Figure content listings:
※

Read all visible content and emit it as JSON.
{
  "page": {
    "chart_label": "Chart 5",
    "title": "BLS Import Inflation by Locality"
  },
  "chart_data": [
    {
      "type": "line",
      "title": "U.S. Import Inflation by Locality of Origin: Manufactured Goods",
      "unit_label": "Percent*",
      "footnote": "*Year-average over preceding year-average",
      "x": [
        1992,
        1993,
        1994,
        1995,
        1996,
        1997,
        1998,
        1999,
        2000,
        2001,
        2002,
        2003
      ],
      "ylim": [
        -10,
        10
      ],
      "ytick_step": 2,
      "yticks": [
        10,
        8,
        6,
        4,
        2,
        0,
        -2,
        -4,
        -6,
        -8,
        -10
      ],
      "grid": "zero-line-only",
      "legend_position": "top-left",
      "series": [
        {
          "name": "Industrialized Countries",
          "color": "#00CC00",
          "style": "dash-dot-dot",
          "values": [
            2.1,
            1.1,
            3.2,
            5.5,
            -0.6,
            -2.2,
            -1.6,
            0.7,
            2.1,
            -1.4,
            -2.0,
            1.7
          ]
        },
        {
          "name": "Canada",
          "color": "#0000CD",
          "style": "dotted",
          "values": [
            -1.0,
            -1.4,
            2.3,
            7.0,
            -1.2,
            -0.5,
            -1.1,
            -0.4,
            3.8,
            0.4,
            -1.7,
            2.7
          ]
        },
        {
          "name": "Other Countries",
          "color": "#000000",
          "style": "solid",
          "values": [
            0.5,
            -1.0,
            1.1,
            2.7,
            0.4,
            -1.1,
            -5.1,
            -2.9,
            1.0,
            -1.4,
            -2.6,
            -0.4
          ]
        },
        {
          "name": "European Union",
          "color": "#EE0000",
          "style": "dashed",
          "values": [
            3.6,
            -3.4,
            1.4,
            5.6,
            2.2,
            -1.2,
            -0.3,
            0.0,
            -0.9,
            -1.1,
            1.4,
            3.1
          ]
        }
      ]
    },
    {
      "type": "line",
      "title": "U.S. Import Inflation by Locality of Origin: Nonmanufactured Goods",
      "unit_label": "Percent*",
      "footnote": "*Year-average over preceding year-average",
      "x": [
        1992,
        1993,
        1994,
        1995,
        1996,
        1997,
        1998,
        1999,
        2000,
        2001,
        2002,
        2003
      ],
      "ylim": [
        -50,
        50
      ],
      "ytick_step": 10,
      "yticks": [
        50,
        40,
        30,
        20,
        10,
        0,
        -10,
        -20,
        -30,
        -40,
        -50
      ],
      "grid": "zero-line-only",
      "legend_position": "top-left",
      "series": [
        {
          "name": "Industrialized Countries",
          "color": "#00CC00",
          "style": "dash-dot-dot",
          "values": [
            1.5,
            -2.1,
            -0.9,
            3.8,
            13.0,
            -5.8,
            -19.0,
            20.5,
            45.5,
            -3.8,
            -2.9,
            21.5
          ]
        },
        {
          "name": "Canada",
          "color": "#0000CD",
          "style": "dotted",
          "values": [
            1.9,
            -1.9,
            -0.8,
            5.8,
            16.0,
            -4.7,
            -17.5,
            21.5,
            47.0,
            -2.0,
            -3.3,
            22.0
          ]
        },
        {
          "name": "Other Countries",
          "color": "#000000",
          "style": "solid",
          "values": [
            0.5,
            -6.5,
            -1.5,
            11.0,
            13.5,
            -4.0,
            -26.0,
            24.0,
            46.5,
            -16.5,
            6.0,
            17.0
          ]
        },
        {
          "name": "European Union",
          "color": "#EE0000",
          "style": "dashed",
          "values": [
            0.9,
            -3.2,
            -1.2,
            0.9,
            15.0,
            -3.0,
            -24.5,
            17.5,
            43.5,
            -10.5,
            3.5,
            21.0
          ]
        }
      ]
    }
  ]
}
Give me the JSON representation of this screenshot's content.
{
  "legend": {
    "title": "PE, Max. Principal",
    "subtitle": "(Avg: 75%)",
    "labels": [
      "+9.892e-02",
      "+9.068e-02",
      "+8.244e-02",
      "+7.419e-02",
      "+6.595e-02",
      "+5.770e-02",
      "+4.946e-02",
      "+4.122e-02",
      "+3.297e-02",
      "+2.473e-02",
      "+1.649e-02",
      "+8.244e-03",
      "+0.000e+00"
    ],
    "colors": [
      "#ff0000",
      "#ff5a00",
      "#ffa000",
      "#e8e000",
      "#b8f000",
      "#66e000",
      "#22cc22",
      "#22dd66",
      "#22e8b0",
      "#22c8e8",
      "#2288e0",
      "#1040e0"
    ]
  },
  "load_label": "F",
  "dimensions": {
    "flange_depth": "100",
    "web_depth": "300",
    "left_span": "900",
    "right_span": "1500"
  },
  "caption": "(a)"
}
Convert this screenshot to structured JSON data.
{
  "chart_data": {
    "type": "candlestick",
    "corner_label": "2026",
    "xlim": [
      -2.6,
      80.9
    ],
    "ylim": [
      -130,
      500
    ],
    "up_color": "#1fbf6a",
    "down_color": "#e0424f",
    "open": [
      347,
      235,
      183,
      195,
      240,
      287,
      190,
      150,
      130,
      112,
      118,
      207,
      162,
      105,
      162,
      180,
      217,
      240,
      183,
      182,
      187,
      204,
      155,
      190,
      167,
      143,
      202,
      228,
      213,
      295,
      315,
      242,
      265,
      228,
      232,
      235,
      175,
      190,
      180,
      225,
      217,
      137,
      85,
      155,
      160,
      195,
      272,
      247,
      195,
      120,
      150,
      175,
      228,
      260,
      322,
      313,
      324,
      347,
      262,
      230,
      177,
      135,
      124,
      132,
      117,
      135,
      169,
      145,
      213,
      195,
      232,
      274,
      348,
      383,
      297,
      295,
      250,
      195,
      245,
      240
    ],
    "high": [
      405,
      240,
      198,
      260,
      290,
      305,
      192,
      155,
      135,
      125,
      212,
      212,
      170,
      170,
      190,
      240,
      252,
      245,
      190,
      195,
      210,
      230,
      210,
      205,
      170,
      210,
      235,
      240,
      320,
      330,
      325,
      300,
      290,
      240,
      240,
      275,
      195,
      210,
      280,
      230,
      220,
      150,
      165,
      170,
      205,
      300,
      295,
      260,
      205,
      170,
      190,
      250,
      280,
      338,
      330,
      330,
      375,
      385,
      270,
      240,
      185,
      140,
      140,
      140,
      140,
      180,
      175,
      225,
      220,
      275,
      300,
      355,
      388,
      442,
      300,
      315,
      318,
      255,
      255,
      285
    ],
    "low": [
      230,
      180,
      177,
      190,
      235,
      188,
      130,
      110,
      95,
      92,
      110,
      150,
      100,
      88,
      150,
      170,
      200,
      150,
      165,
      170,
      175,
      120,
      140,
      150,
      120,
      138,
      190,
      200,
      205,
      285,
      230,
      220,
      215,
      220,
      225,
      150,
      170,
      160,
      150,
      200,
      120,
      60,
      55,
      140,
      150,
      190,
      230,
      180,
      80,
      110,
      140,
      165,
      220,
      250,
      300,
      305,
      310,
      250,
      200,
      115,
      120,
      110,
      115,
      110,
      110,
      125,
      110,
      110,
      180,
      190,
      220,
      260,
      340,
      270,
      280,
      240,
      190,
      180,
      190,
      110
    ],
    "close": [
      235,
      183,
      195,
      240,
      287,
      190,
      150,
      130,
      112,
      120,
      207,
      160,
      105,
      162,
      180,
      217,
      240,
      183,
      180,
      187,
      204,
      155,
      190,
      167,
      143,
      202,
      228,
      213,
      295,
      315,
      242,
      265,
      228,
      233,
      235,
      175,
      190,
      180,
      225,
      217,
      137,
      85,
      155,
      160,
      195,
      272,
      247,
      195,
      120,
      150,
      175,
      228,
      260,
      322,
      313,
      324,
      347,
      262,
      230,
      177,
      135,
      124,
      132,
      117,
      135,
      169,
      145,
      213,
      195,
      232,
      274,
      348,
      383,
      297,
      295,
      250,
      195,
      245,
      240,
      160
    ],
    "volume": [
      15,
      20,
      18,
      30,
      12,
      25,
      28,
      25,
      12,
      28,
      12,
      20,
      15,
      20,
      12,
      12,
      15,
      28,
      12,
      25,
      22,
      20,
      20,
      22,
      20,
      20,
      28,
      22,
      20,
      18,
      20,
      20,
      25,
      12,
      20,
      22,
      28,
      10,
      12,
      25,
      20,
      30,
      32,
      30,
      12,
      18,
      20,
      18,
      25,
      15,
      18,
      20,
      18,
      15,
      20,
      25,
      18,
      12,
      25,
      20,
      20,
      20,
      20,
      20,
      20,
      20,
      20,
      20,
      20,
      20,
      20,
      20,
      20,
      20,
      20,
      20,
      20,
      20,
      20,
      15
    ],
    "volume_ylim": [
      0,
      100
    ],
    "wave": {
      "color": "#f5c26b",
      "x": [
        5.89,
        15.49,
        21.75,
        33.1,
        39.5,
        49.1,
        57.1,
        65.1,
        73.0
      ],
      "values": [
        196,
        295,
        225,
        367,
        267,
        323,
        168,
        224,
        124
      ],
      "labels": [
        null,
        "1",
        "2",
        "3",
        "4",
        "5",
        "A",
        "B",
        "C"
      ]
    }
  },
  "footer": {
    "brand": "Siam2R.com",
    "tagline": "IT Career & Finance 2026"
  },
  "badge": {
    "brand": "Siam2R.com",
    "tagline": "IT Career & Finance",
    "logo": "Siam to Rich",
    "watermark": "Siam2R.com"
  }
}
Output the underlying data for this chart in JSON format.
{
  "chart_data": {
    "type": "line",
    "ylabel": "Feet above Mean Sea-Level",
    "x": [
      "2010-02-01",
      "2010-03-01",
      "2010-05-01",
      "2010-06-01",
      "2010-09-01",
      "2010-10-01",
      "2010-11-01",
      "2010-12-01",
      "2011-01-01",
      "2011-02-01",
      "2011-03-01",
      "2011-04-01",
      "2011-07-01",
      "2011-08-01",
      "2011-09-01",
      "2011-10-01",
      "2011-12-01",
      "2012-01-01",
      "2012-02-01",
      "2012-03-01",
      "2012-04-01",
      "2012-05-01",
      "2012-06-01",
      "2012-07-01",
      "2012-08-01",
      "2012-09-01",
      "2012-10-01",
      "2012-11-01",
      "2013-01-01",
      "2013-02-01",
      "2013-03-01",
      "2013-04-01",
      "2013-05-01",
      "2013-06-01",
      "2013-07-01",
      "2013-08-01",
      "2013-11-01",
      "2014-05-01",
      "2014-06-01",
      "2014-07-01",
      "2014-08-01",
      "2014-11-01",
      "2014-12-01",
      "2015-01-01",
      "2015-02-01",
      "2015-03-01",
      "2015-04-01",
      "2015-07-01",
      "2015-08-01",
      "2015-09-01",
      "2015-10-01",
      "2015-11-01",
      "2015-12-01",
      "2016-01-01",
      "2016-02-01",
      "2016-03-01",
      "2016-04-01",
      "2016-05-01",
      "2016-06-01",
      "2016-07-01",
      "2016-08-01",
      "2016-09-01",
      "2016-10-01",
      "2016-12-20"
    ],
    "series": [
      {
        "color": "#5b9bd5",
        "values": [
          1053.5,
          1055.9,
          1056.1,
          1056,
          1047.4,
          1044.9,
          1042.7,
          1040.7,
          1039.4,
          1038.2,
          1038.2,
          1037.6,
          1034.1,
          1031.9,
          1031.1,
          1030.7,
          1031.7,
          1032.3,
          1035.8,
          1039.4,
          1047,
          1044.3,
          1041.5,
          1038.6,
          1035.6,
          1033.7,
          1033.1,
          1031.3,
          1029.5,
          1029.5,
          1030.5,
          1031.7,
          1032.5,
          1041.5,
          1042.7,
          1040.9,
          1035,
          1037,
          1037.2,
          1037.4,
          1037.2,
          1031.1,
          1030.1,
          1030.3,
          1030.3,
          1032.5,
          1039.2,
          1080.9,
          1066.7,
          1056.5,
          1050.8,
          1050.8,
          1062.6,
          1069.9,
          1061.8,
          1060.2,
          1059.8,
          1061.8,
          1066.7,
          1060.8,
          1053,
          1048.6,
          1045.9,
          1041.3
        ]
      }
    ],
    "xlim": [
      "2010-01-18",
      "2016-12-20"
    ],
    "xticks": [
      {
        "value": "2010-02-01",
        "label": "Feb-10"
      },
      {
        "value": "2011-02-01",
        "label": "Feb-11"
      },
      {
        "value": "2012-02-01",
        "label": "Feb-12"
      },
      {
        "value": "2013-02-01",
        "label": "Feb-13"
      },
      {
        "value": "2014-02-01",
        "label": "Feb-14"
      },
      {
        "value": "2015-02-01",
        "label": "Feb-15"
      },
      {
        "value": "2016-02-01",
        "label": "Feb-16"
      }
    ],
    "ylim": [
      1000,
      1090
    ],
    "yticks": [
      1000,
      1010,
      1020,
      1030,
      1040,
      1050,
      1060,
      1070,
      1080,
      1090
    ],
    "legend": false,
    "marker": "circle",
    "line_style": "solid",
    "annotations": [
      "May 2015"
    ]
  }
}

※

§ **Your instructions**:
Copy all lines from the material that contain "Career".

§ **Complete response**:
    "tagline": "IT Career & Finance 2026"
    "tagline": "IT Career & Finance",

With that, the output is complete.